** REQUIREMENT **
Select all lines holding the word "соли" from the entries that follow.

Stored records:
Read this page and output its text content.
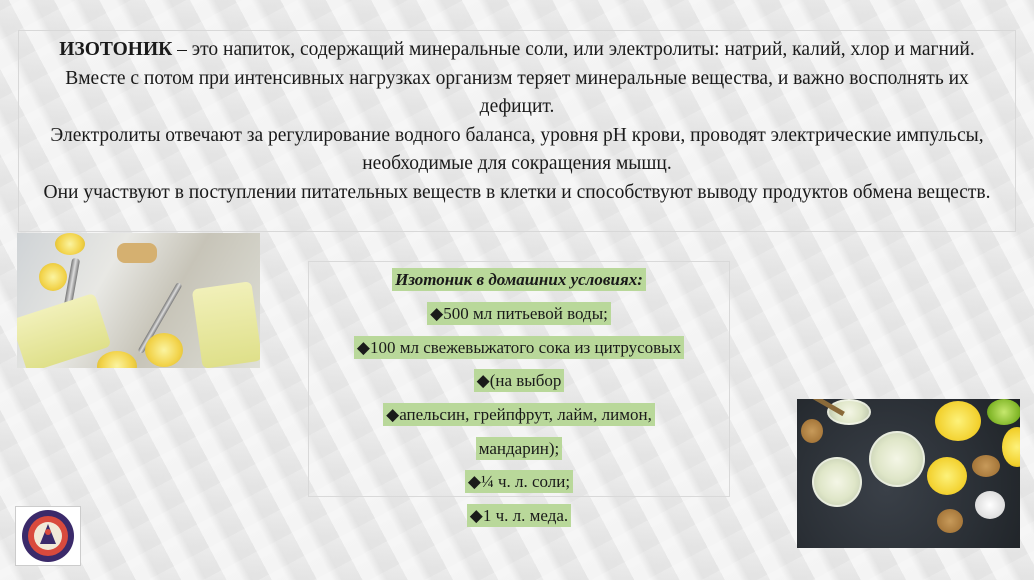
ИЗОТОНИК – это напиток, содержащий минеральные соли, или электролиты: натрий, калий, хлор и магний. Вместе с потом при интенсивных нагрузках организм теряет минеральные вещества, и важно восполнять их дефицит.
Электролиты отвечают за регулирование водного баланса, уровня pH крови, проводят электрические импульсы, необходимые для сокращения мышц.
Они участвуют в поступлении питательных веществ в клетки и способствуют выводу продуктов обмена веществ.
Изотоник в домашних условиях:
◆500 мл питьевой воды;
◆100 мл свежевыжатого сока из цитрусовых
◆(на выбор
◆апельсин, грейпфрут, лайм, лимон,
мандарин);
◆¼ ч. л. соли;
◆1 ч. л. меда.
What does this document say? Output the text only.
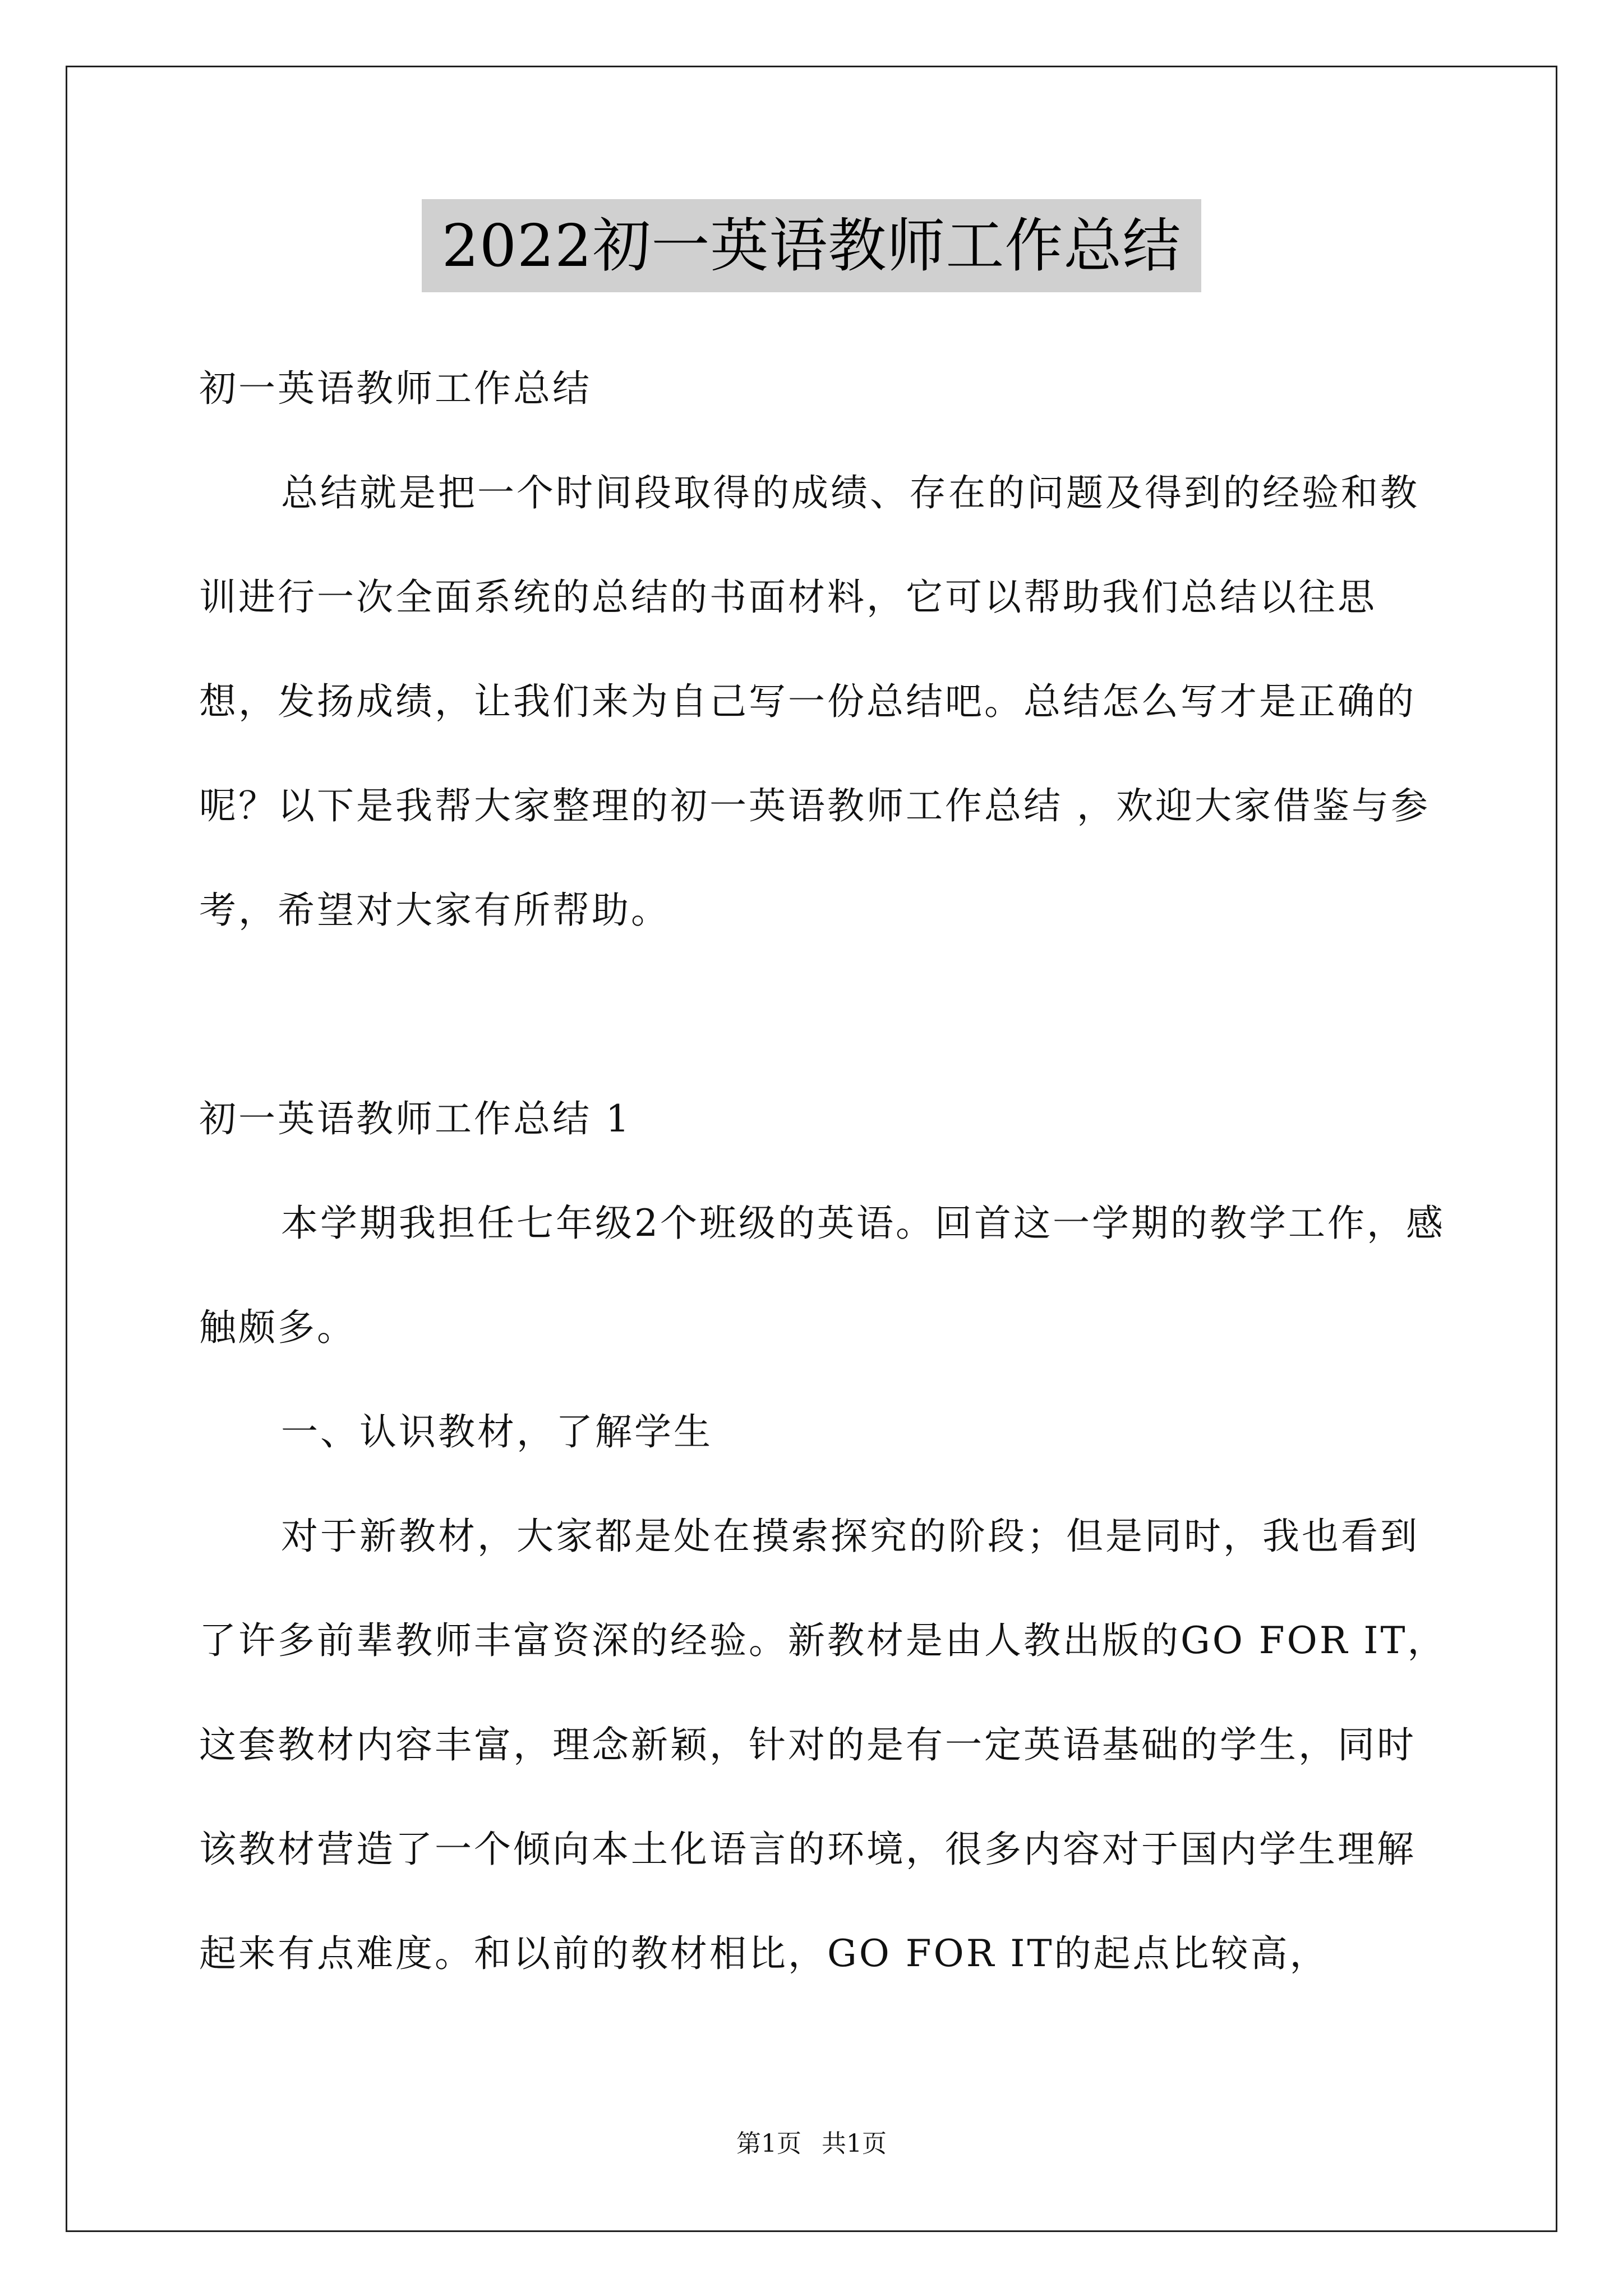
2022初一英语教师工作总结

初一英语教师工作总结

总结就是把一个时间段取得的成绩、存在的问题及得到的经验和教训进行一次全面系统的总结的书面材料，它可以帮助我们总结以往思想，发扬成绩，让我们来为自己写一份总结吧。总结怎么写才是正确的呢？以下是我帮大家整理的初一英语教师工作总结 ，欢迎大家借鉴与参考，希望对大家有所帮助。

初一英语教师工作总结 1

本学期我担任七年级2个班级的英语。回首这一学期的教学工作，感触颇多。

一、认识教材，了解学生

对于新教材，大家都是处在摸索探究的阶段；但是同时，我也看到了许多前辈教师丰富资深的经验。新教材是由人教出版的GO FOR IT，这套教材内容丰富，理念新颖，针对的是有一定英语基础的学生，同时该教材营造了一个倾向本土化语言的环境，很多内容对于国内学生理解起来有点难度。和以前的教材相比，GO FOR IT的起点比较高，

第1页 共1页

** RIGHT ANSWER **
ИЗОТОНИК – это напиток, содержащий минеральные соли, или электролиты: натрий, калий, хлор и магний. Вместе с потом при интенсивных нагрузках организм теряет минеральные вещества, и важно восполнять их дефицит.
◆¼ ч. л. соли;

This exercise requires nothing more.